Of all the lines in these entries, how many contain the string "schools"? Give only that count.

__Record excerpts__
----------
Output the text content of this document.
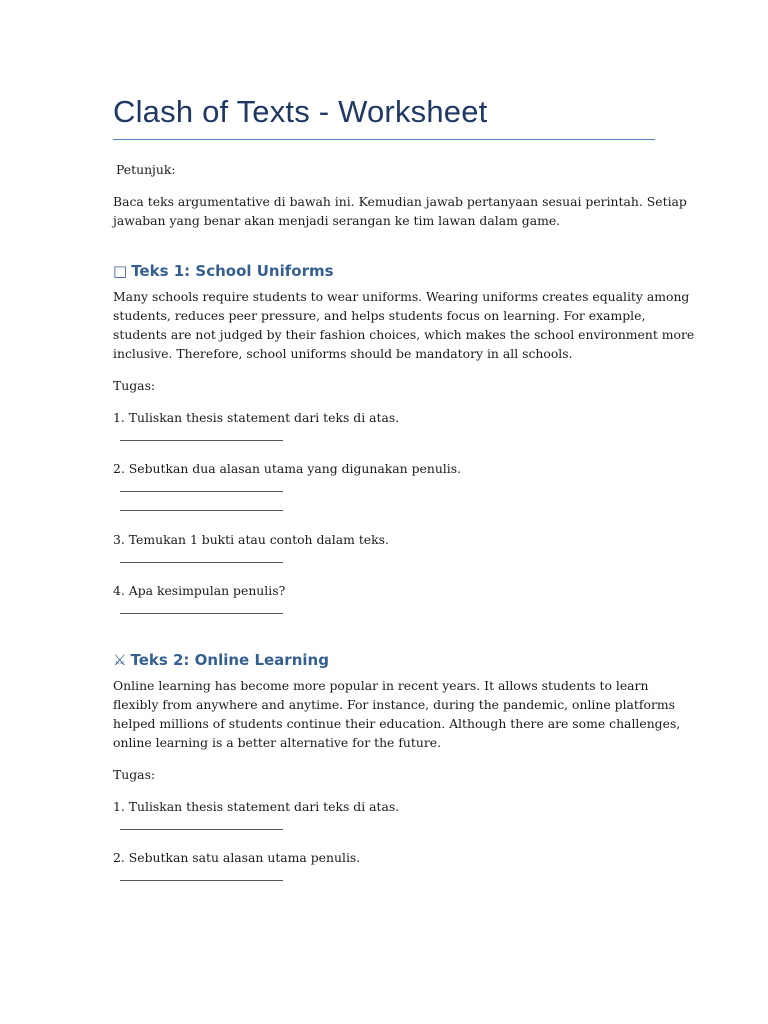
Clash of Texts - Worksheet

Petunjuk:

Baca teks argumentative di bawah ini. Kemudian jawab pertanyaan sesuai perintah. Setiap

jawaban yang benar akan menjadi serangan ke tim lawan dalam game.

□ Teks 1: School Uniforms

Many schools require students to wear uniforms. Wearing uniforms creates equality among

students, reduces peer pressure, and helps students focus on learning. For example,

students are not judged by their fashion choices, which makes the school environment more

inclusive. Therefore, school uniforms should be mandatory in all schools.

Tugas:

1. Tuliskan thesis statement dari teks di atas.

2. Sebutkan dua alasan utama yang digunakan penulis.

3. Temukan 1 bukti atau contoh dalam teks.

4. Apa kesimpulan penulis?

⚔ Teks 2: Online Learning

Online learning has become more popular in recent years. It allows students to learn

flexibly from anywhere and anytime. For instance, during the pandemic, online platforms

helped millions of students continue their education. Although there are some challenges,

online learning is a better alternative for the future.

Tugas:

1. Tuliskan thesis statement dari teks di atas.

2. Sebutkan satu alasan utama penulis.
----------
__Written answer__
2